§ What is asked: Leaving out every picture, quote the data below exactly as it appears.

§ Dataset content:

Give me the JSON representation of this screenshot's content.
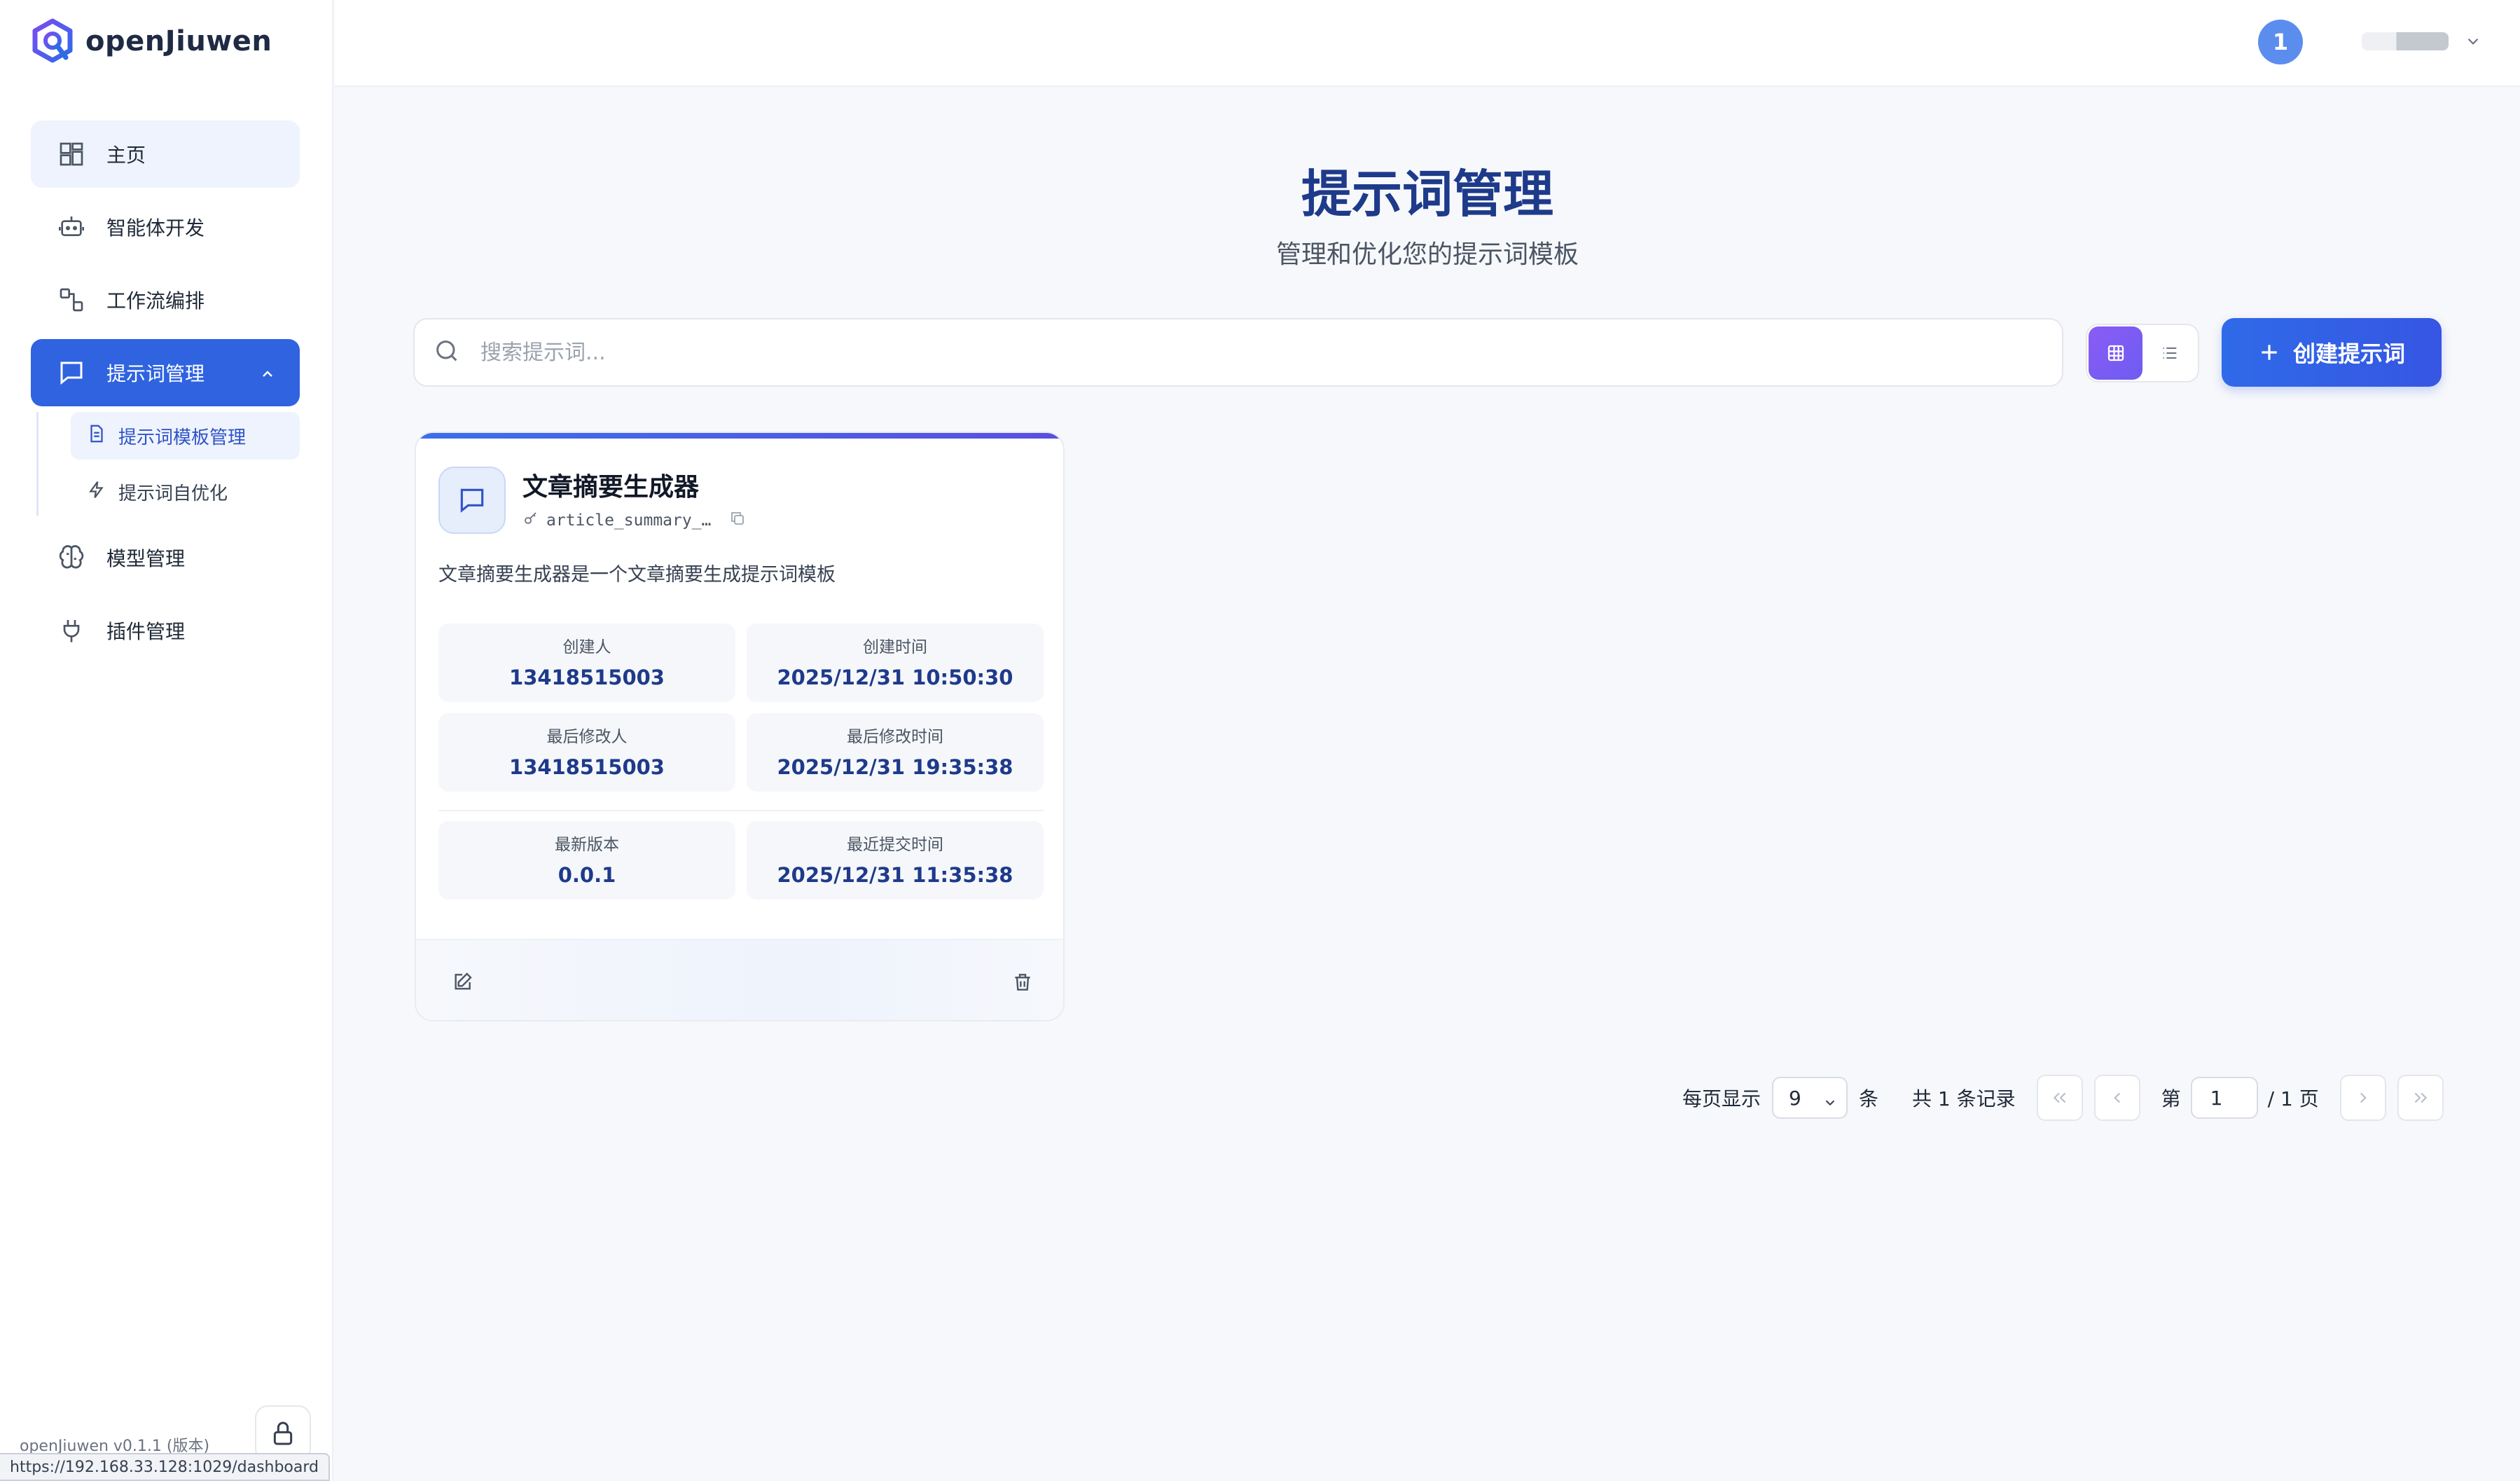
{
  "app": {
    "name": "openJiuwen",
    "version_text": "openJiuwen v0.1.1 (版本)",
    "status_url": "https://192.168.33.128:1029/dashboard"
  },
  "sidebar": {
    "items": [
      {
        "label": "主页",
        "icon": "dashboard-icon"
      },
      {
        "label": "智能体开发",
        "icon": "robot-icon"
      },
      {
        "label": "工作流编排",
        "icon": "workflow-icon"
      },
      {
        "label": "提示词管理",
        "icon": "message-icon"
      },
      {
        "label": "模型管理",
        "icon": "brain-icon"
      },
      {
        "label": "插件管理",
        "icon": "plug-icon"
      }
    ],
    "subitems": [
      {
        "label": "提示词模板管理",
        "icon": "document-icon"
      },
      {
        "label": "提示词自优化",
        "icon": "lightning-icon"
      }
    ]
  },
  "header": {
    "avatar_text": "1"
  },
  "page": {
    "title": "提示词管理",
    "subtitle": "管理和优化您的提示词模板"
  },
  "search": {
    "placeholder": "搜索提示词..."
  },
  "toolbar": {
    "create_label": "创建提示词",
    "view_mode": "grid"
  },
  "card": {
    "title": "文章摘要生成器",
    "key": "article_summary_…",
    "description": "文章摘要生成器是一个文章摘要生成提示词模板",
    "stats": [
      {
        "label": "创建人",
        "value": "13418515003"
      },
      {
        "label": "创建时间",
        "value": "2025/12/31 10:50:30"
      },
      {
        "label": "最后修改人",
        "value": "13418515003"
      },
      {
        "label": "最后修改时间",
        "value": "2025/12/31 19:35:38"
      },
      {
        "label": "最新版本",
        "value": "0.0.1"
      },
      {
        "label": "最近提交时间",
        "value": "2025/12/31 11:35:38"
      }
    ]
  },
  "pagination": {
    "per_page_label": "每页显示",
    "per_page_value": "9",
    "unit": "条",
    "total_text": "共 1 条记录",
    "page_prefix": "第",
    "page_value": "1",
    "page_suffix": "/ 1 页"
  },
  "colors": {
    "primary": "#2f63e0",
    "title": "#1e3a8a",
    "accent_purple": "#7c5cf2"
  }
}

§ Expected answer:
Give me the JSON representation of this screenshot's content.
{
  "app": {
    "name": "openJiuwen",
    "version_text": "openJiuwen v0.1.1 (版本)",
    "status_url": "https://192.168.33.128:1029/dashboard"
  },
  "sidebar": {
    "items": [
      {
        "label": "主页",
        "icon": "dashboard-icon"
      },
      {
        "label": "智能体开发",
        "icon": "robot-icon"
      },
      {
        "label": "工作流编排",
        "icon": "workflow-icon"
      },
      {
        "label": "提示词管理",
        "icon": "message-icon"
      },
      {
        "label": "模型管理",
        "icon": "brain-icon"
      },
      {
        "label": "插件管理",
        "icon": "plug-icon"
      }
    ],
    "subitems": [
      {
        "label": "提示词模板管理",
        "icon": "document-icon"
      },
      {
        "label": "提示词自优化",
        "icon": "lightning-icon"
      }
    ]
  },
  "header": {
    "avatar_text": "1"
  },
  "page": {
    "title": "提示词管理",
    "subtitle": "管理和优化您的提示词模板"
  },
  "search": {
    "placeholder": "搜索提示词..."
  },
  "toolbar": {
    "create_label": "创建提示词",
    "view_mode": "grid"
  },
  "card": {
    "title": "文章摘要生成器",
    "key": "article_summary_…",
    "description": "文章摘要生成器是一个文章摘要生成提示词模板",
    "stats": [
      {
        "label": "创建人",
        "value": "13418515003"
      },
      {
        "label": "创建时间",
        "value": "2025/12/31 10:50:30"
      },
      {
        "label": "最后修改人",
        "value": "13418515003"
      },
      {
        "label": "最后修改时间",
        "value": "2025/12/31 19:35:38"
      },
      {
        "label": "最新版本",
        "value": "0.0.1"
      },
      {
        "label": "最近提交时间",
        "value": "2025/12/31 11:35:38"
      }
    ]
  },
  "pagination": {
    "per_page_label": "每页显示",
    "per_page_value": "9",
    "unit": "条",
    "total_text": "共 1 条记录",
    "page_prefix": "第",
    "page_value": "1",
    "page_suffix": "/ 1 页"
  },
  "colors": {
    "primary": "#2f63e0",
    "title": "#1e3a8a",
    "accent_purple": "#7c5cf2"
  }
}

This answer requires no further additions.